◆ Short problem: Word for word, print each line of the listing below; pictures stay out.

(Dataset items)
+ + + +

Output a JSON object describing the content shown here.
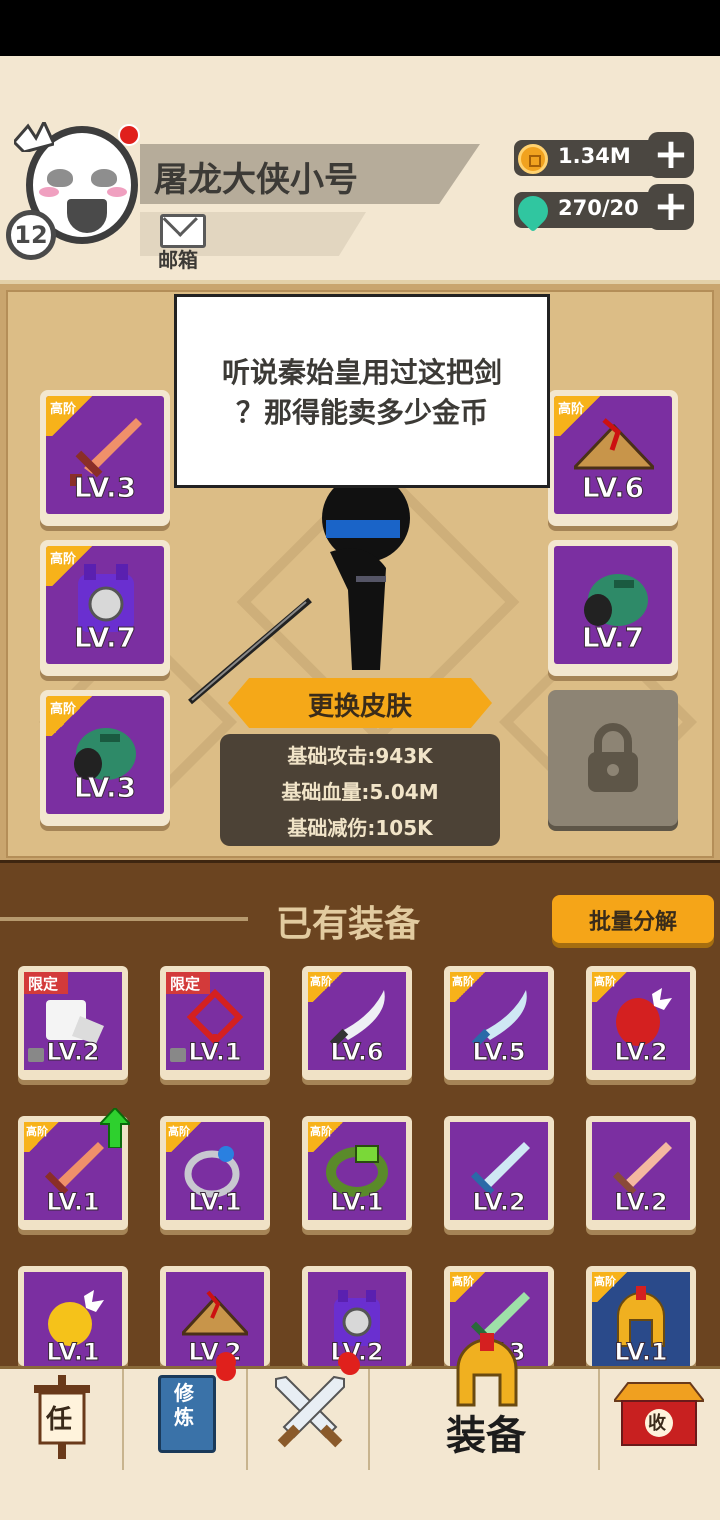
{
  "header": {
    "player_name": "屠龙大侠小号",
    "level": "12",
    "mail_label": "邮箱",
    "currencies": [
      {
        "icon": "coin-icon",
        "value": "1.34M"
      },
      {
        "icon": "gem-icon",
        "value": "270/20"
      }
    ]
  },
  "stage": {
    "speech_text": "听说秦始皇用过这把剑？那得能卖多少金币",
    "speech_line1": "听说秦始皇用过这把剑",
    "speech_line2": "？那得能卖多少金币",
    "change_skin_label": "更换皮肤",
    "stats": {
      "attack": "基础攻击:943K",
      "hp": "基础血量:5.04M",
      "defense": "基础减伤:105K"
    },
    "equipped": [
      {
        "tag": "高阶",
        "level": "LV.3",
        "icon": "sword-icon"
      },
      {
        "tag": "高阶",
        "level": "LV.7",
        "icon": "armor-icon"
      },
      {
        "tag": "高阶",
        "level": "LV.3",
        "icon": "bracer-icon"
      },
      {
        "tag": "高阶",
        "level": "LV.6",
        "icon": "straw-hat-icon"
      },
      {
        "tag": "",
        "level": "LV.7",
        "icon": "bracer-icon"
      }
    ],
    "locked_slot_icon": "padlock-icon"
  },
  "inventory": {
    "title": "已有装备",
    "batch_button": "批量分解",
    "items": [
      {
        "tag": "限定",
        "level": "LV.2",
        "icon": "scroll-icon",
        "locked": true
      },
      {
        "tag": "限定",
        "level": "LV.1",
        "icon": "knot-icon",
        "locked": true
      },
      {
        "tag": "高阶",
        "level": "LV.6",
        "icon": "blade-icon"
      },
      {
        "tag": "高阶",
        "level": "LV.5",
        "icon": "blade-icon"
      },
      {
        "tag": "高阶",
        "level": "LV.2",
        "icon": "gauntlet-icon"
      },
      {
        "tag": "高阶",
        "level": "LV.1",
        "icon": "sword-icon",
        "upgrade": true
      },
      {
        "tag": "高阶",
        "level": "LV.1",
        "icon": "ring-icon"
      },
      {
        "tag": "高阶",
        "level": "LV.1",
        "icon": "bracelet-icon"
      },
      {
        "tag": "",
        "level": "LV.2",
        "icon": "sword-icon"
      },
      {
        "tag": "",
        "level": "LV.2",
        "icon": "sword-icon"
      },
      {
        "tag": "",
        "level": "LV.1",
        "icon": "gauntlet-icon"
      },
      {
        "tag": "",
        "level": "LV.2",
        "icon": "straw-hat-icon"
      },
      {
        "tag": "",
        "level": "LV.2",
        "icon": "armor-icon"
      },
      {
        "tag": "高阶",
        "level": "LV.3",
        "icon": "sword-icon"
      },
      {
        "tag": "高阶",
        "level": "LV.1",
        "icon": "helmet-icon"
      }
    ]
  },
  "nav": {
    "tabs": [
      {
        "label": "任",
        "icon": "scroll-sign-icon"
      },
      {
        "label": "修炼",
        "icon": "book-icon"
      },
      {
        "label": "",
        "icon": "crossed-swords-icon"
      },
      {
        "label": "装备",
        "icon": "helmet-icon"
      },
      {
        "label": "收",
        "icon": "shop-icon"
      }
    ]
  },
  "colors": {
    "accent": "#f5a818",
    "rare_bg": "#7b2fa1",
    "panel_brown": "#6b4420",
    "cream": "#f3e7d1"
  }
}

+ + + +

◆ Completed exercise:
Output a JSON object describing the content shown here.
{
  "header": {
    "player_name": "屠龙大侠小号",
    "level": "12",
    "mail_label": "邮箱",
    "currencies": [
      {
        "icon": "coin-icon",
        "value": "1.34M"
      },
      {
        "icon": "gem-icon",
        "value": "270/20"
      }
    ]
  },
  "stage": {
    "speech_text": "听说秦始皇用过这把剑？那得能卖多少金币",
    "speech_line1": "听说秦始皇用过这把剑",
    "speech_line2": "？那得能卖多少金币",
    "change_skin_label": "更换皮肤",
    "stats": {
      "attack": "基础攻击:943K",
      "hp": "基础血量:5.04M",
      "defense": "基础减伤:105K"
    },
    "equipped": [
      {
        "tag": "高阶",
        "level": "LV.3",
        "icon": "sword-icon"
      },
      {
        "tag": "高阶",
        "level": "LV.7",
        "icon": "armor-icon"
      },
      {
        "tag": "高阶",
        "level": "LV.3",
        "icon": "bracer-icon"
      },
      {
        "tag": "高阶",
        "level": "LV.6",
        "icon": "straw-hat-icon"
      },
      {
        "tag": "",
        "level": "LV.7",
        "icon": "bracer-icon"
      }
    ],
    "locked_slot_icon": "padlock-icon"
  },
  "inventory": {
    "title": "已有装备",
    "batch_button": "批量分解",
    "items": [
      {
        "tag": "限定",
        "level": "LV.2",
        "icon": "scroll-icon",
        "locked": true
      },
      {
        "tag": "限定",
        "level": "LV.1",
        "icon": "knot-icon",
        "locked": true
      },
      {
        "tag": "高阶",
        "level": "LV.6",
        "icon": "blade-icon"
      },
      {
        "tag": "高阶",
        "level": "LV.5",
        "icon": "blade-icon"
      },
      {
        "tag": "高阶",
        "level": "LV.2",
        "icon": "gauntlet-icon"
      },
      {
        "tag": "高阶",
        "level": "LV.1",
        "icon": "sword-icon",
        "upgrade": true
      },
      {
        "tag": "高阶",
        "level": "LV.1",
        "icon": "ring-icon"
      },
      {
        "tag": "高阶",
        "level": "LV.1",
        "icon": "bracelet-icon"
      },
      {
        "tag": "",
        "level": "LV.2",
        "icon": "sword-icon"
      },
      {
        "tag": "",
        "level": "LV.2",
        "icon": "sword-icon"
      },
      {
        "tag": "",
        "level": "LV.1",
        "icon": "gauntlet-icon"
      },
      {
        "tag": "",
        "level": "LV.2",
        "icon": "straw-hat-icon"
      },
      {
        "tag": "",
        "level": "LV.2",
        "icon": "armor-icon"
      },
      {
        "tag": "高阶",
        "level": "LV.3",
        "icon": "sword-icon"
      },
      {
        "tag": "高阶",
        "level": "LV.1",
        "icon": "helmet-icon"
      }
    ]
  },
  "nav": {
    "tabs": [
      {
        "label": "任",
        "icon": "scroll-sign-icon"
      },
      {
        "label": "修炼",
        "icon": "book-icon"
      },
      {
        "label": "",
        "icon": "crossed-swords-icon"
      },
      {
        "label": "装备",
        "icon": "helmet-icon"
      },
      {
        "label": "收",
        "icon": "shop-icon"
      }
    ]
  },
  "colors": {
    "accent": "#f5a818",
    "rare_bg": "#7b2fa1",
    "panel_brown": "#6b4420",
    "cream": "#f3e7d1"
  }
}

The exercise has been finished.